YAML Metadata Warning:empty or missing yaml metadata in repo card

Check out the documentation for more information.

Vietnamese Zipformer ASR

Model description

Model type: Automatic speech recognition (ASR) — streaming-capable transducer (Zipformer encoder + stateless decoder + joiner), exported as ONNX and quantized to INT8 for deployment.

Languages: Vietnamese (primary); handles Vietnamese–English code-switched speech.

Training framework: Icefall (k2 + Lhotse); pruned RNN-T loss; optional CTC; ScaledAdam + Eden scheduler; mixed precision (FP16/BF16).

Evaluation (results-4): WER reported on VietCasual test sets (combined A+B), normalized transcripts, jiwer-based WER.


Model variants and performance

Variant Checkpoint Overall WER (%) Notes
exp7 epoch-4-avg-4.int8 8.22 Best WER in results-4
exp7 epoch-10-avg-10.int8 8.43
exp7 epoch-15-avg-15.int8 8.43
exp7 epoch-1-avg-1.int8 9.80 Early epoch
zipformer-6000h epoch-20-avg-10.int8 21.93 ~6k-hour pretrain; different data/domain
viet_iter epoch-12-avg-8.int8 25.79 Different training setup
  • Recommended for VietCasual: exp7 with epoch-4-avg-4.int8 (8.22% WER).

◆ Items
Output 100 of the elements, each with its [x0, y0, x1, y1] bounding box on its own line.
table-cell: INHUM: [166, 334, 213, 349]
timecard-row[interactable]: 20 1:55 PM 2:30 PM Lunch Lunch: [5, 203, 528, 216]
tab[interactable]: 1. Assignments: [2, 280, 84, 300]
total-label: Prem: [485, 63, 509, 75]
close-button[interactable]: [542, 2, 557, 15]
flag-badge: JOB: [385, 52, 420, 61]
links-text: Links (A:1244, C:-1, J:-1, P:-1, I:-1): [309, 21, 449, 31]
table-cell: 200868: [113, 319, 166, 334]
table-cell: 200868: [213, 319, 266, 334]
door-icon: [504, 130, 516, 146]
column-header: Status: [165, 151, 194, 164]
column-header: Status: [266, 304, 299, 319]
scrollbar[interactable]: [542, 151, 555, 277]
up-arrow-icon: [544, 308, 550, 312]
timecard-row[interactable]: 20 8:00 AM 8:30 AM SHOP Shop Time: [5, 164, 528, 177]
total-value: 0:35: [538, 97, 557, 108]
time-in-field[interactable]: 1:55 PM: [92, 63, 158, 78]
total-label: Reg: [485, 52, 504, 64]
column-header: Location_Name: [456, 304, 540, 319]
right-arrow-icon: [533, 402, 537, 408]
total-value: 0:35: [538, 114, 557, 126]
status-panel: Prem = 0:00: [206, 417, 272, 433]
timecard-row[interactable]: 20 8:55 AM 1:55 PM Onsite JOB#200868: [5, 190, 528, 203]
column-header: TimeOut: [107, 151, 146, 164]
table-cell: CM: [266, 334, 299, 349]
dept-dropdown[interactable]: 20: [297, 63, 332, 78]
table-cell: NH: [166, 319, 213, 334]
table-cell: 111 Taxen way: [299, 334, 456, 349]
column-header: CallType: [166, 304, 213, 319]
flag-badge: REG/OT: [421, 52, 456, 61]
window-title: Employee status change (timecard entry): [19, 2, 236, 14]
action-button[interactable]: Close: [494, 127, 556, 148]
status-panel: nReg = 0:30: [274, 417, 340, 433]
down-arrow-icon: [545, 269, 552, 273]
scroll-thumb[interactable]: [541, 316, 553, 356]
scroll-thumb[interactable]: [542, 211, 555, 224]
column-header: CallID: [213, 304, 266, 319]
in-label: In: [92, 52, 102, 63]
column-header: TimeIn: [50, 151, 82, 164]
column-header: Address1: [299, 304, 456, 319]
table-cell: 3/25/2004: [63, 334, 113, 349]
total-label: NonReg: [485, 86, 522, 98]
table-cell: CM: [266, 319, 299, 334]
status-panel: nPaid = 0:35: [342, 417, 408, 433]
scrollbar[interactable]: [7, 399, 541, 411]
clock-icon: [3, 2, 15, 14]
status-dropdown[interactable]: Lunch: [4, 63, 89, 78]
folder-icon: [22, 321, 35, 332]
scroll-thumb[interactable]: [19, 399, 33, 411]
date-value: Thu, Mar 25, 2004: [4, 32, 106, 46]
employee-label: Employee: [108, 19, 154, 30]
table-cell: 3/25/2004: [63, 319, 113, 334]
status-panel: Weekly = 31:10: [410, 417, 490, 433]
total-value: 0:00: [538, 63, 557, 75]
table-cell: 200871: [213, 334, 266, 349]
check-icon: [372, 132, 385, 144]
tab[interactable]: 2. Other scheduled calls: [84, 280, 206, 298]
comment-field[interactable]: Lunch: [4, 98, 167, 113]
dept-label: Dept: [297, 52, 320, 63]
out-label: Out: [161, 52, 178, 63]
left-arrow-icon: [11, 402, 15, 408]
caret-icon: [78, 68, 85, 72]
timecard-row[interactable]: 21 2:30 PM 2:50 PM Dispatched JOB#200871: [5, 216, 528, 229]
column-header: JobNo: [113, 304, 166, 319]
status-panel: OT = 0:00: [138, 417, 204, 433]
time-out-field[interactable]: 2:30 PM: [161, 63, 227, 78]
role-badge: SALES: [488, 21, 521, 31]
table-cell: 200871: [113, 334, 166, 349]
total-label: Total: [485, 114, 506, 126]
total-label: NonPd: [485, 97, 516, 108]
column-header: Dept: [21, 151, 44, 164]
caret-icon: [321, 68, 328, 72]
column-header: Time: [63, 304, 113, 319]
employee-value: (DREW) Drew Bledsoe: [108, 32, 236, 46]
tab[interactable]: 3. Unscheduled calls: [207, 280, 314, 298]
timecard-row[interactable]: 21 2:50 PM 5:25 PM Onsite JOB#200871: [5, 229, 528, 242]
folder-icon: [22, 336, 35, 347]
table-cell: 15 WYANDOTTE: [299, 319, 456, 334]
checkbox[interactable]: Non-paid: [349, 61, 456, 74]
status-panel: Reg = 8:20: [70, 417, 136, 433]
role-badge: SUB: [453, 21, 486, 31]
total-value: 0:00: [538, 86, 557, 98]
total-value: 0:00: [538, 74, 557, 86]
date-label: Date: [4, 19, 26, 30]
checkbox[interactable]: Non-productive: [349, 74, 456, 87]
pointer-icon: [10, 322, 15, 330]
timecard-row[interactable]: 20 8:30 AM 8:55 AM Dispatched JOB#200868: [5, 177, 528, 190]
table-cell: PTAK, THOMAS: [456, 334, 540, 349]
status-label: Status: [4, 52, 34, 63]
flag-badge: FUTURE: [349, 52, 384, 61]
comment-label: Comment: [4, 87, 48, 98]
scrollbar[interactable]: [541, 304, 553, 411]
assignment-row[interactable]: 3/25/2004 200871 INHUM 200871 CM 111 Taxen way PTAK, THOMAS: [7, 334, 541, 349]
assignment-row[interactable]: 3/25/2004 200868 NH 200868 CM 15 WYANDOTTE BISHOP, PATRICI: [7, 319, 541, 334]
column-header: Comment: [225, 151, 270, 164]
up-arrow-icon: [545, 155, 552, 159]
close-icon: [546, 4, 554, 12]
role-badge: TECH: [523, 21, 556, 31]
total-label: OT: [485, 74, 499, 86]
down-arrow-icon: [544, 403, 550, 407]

--

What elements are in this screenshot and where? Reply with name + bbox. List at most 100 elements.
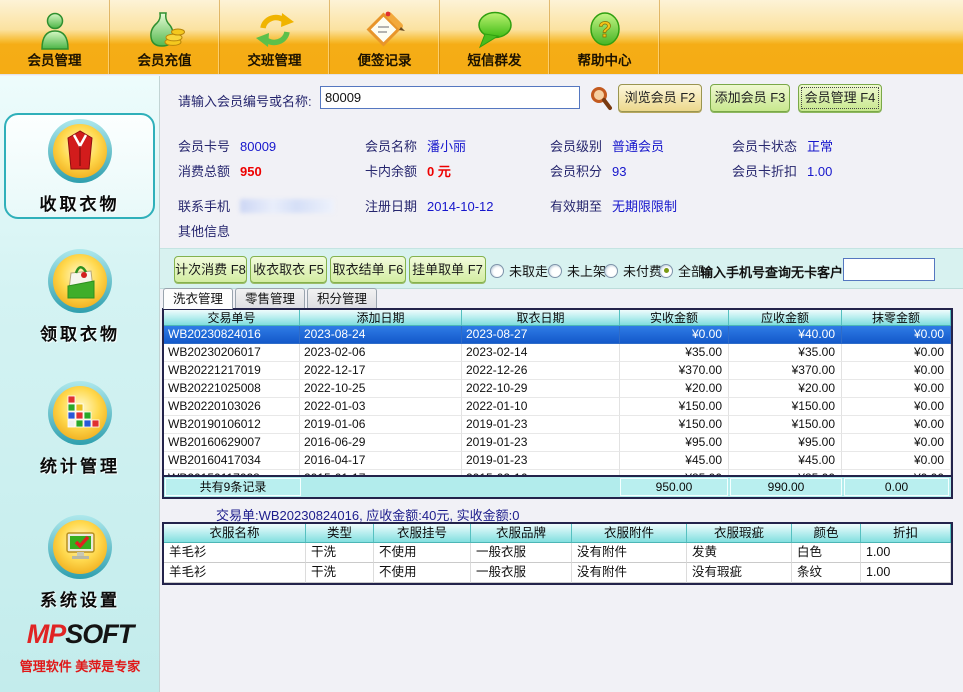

◆ Work instructions
[a] According to the model card, what overall WER does the zipformer-6000h variant reach?
[b] From the model card, retype the part that opens with the words containing "Languages: Vietnamese (primary);" and closes with "mixed precision (FP16/BF16).".

◆ Response list
[a] 21.93%

[b]
Languages: Vietnamese (primary); handles Vietnamese–English code-switched speech.

Training framework: Icefall (k2 + Lhotse); pruned RNN-T loss; optional CTC; ScaledAdam + Eden scheduler; mixed precision (FP16/BF16).